[Figure content listings]

━━━━━━━━━━

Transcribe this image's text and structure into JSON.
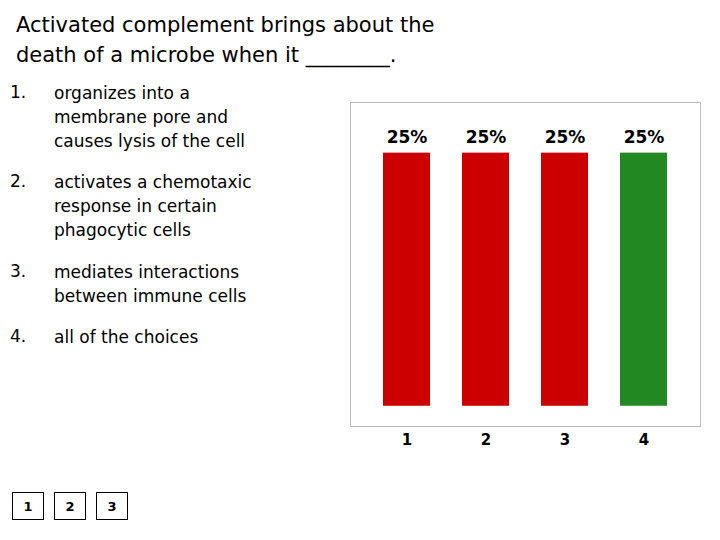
{
  "chart_data": {
    "type": "bar",
    "title": "Activated complement brings about the\ndeath of a microbe when it ________.",
    "categories": [
      "1",
      "2",
      "3",
      "4"
    ],
    "values": [
      25,
      25,
      25,
      25
    ],
    "value_labels": [
      "25%",
      "25%",
      "25%",
      "25%"
    ],
    "data_labels": true,
    "colors": [
      "#cc0000",
      "#cc0000",
      "#cc0000",
      "#228822"
    ],
    "ylim": [
      -2,
      30
    ],
    "yticks": [],
    "tick_labels": "x",
    "grid": false,
    "annotations": [
      [
        "1.",
        "organizes into a",
        "membrane pore and",
        "causes lysis of the cell"
      ],
      [
        "2.",
        "activates a chemotaxic",
        "response in certain",
        "phagocytic cells"
      ],
      [
        "3.",
        "mediates interactions",
        "between immune cells"
      ],
      [
        "4.",
        "all of the choices"
      ],
      [
        "1"
      ],
      [
        "2"
      ],
      [
        "3"
      ]
    ]
  }
}
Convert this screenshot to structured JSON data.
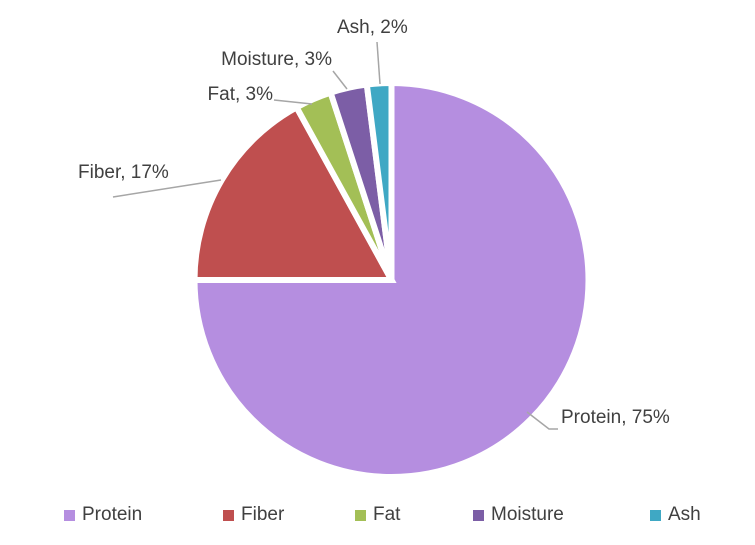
{
  "chart_data": {
    "type": "pie",
    "categories": [
      "Protein",
      "Fiber",
      "Fat",
      "Moisture",
      "Ash"
    ],
    "values": [
      75,
      17,
      3,
      3,
      2
    ],
    "unit": "%",
    "colors": [
      "#B58EE0",
      "#BF4F4F",
      "#A3BF56",
      "#7C5EA6",
      "#3FA8C4"
    ],
    "data_labels": [
      "Protein, 75%",
      "Fiber, 17%",
      "Fat, 3%",
      "Moisture, 3%",
      "Ash, 2%"
    ],
    "start_angle_deg": 0,
    "direction": "clockwise",
    "slice_border_color": "#FFFFFF",
    "label_color": "#404040",
    "leader_line_color": "#A6A6A6",
    "background": "#FFFFFF",
    "legend": {
      "position": "bottom",
      "entries": [
        "Protein",
        "Fiber",
        "Fat",
        "Moisture",
        "Ash"
      ]
    }
  }
}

━━━━━━━━━━

• [WHAT THE EXERCISE ASKS] Where does the string "into" occur in the data above? Copy every line that holds it.

• [ANSWER SECTION]
Transcribe this image's text and structure into JSON.
        "organizes into a",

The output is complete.